**Given request:** Write out the complete material exactly as it stands.
— START Recorded information —
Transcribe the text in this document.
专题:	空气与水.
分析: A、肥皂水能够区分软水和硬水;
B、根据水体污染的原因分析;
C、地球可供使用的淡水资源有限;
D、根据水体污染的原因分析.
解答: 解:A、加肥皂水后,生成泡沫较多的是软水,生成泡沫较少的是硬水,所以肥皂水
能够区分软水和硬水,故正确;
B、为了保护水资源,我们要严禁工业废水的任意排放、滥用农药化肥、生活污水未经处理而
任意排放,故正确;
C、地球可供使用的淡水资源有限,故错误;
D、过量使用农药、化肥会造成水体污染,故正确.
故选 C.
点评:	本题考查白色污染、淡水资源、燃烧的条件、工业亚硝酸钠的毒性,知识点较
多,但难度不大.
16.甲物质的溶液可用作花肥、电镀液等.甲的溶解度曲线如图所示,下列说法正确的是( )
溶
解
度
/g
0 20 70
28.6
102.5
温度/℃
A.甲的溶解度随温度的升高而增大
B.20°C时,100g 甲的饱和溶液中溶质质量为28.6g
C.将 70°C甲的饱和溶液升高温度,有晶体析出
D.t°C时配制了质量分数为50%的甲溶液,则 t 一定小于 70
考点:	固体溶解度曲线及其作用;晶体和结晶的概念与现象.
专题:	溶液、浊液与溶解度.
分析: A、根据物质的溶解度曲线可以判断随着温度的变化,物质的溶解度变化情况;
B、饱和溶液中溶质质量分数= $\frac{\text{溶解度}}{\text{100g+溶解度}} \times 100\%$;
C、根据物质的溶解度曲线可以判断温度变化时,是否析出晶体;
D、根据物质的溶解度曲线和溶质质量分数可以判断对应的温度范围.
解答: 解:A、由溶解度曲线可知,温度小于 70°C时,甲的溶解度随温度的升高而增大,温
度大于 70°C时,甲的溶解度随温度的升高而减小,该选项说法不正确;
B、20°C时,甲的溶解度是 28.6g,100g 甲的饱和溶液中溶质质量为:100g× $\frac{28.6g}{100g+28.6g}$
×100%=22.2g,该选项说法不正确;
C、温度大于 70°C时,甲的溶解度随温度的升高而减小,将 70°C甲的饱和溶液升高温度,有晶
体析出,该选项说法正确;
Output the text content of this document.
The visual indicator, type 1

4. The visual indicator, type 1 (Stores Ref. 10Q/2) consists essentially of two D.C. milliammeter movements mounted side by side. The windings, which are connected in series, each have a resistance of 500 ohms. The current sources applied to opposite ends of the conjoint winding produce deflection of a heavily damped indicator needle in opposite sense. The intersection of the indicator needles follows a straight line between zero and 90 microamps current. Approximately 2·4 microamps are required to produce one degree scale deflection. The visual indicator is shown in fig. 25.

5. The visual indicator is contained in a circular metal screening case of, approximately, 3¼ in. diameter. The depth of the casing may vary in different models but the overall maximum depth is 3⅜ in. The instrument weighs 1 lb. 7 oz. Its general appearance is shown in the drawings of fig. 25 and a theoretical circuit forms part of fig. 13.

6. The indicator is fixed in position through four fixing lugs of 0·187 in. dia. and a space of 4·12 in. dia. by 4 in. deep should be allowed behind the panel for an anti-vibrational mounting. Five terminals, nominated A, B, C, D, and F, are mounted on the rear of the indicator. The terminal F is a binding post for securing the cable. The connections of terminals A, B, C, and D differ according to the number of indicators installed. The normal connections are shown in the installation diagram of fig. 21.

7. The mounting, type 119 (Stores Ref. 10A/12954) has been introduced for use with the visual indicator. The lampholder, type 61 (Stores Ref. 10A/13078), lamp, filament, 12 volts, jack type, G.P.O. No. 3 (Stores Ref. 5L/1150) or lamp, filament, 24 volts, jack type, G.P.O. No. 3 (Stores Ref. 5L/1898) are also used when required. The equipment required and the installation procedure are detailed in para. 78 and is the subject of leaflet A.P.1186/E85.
— END Recorded information —
**Answer to this problem:**
Transcribe the text in this document.
专题:	空气与水.
分析: A、肥皂水能够区分软水和硬水;
B、根据水体污染的原因分析;
C、地球可供使用的淡水资源有限;
D、根据水体污染的原因分析.
解答: 解:A、加肥皂水后,生成泡沫较多的是软水,生成泡沫较少的是硬水,所以肥皂水
能够区分软水和硬水,故正确;
B、为了保护水资源,我们要严禁工业废水的任意排放、滥用农药化肥、生活污水未经处理而
任意排放,故正确;
C、地球可供使用的淡水资源有限,故错误;
D、过量使用农药、化肥会造成水体污染,故正确.
故选 C.
点评:	本题考查白色污染、淡水资源、燃烧的条件、工业亚硝酸钠的毒性,知识点较
多,但难度不大.
16.甲物质的溶液可用作花肥、电镀液等.甲的溶解度曲线如图所示,下列说法正确的是( )
溶
解
度
/g
0 20 70
28.6
102.5
温度/℃
A.甲的溶解度随温度的升高而增大
B.20°C时,100g 甲的饱和溶液中溶质质量为28.6g
C.将 70°C甲的饱和溶液升高温度,有晶体析出
D.t°C时配制了质量分数为50%的甲溶液,则 t 一定小于 70
考点:	固体溶解度曲线及其作用;晶体和结晶的概念与现象.
专题:	溶液、浊液与溶解度.
分析: A、根据物质的溶解度曲线可以判断随着温度的变化,物质的溶解度变化情况;
B、饱和溶液中溶质质量分数= $\frac{\text{溶解度}}{\text{100g+溶解度}} \times 100\%$;
C、根据物质的溶解度曲线可以判断温度变化时,是否析出晶体;
D、根据物质的溶解度曲线和溶质质量分数可以判断对应的温度范围.
解答: 解:A、由溶解度曲线可知,温度小于 70°C时,甲的溶解度随温度的升高而增大,温
度大于 70°C时,甲的溶解度随温度的升高而减小,该选项说法不正确;
B、20°C时,甲的溶解度是 28.6g,100g 甲的饱和溶液中溶质质量为:100g× $\frac{28.6g}{100g+28.6g}$
×100%=22.2g,该选项说法不正确;
C、温度大于 70°C时,甲的溶解度随温度的升高而减小,将 70°C甲的饱和溶液升高温度,有晶
体析出,该选项说法正确;
Output the text content of this document.
The visual indicator, type 1

4. The visual indicator, type 1 (Stores Ref. 10Q/2) consists essentially of two D.C. milliammeter movements mounted side by side. The windings, which are connected in series, each have a resistance of 500 ohms. The current sources applied to opposite ends of the conjoint winding produce deflection of a heavily damped indicator needle in opposite sense. The intersection of the indicator needles follows a straight line between zero and 90 microamps current. Approximately 2·4 microamps are required to produce one degree scale deflection. The visual indicator is shown in fig. 25.

5. The visual indicator is contained in a circular metal screening case of, approximately, 3¼ in. diameter. The depth of the casing may vary in different models but the overall maximum depth is 3⅜ in. The instrument weighs 1 lb. 7 oz. Its general appearance is shown in the drawings of fig. 25 and a theoretical circuit forms part of fig. 13.

6. The indicator is fixed in position through four fixing lugs of 0·187 in. dia. and a space of 4·12 in. dia. by 4 in. deep should be allowed behind the panel for an anti-vibrational mounting. Five terminals, nominated A, B, C, D, and F, are mounted on the rear of the indicator. The terminal F is a binding post for securing the cable. The connections of terminals A, B, C, and D differ according to the number of indicators installed. The normal connections are shown in the installation diagram of fig. 21.

7. The mounting, type 119 (Stores Ref. 10A/12954) has been introduced for use with the visual indicator. The lampholder, type 61 (Stores Ref. 10A/13078), lamp, filament, 12 volts, jack type, G.P.O. No. 3 (Stores Ref. 5L/1150) or lamp, filament, 24 volts, jack type, G.P.O. No. 3 (Stores Ref. 5L/1898) are also used when required. The equipment required and the installation procedure are detailed in para. 78 and is the subject of leaflet A.P.1186/E85.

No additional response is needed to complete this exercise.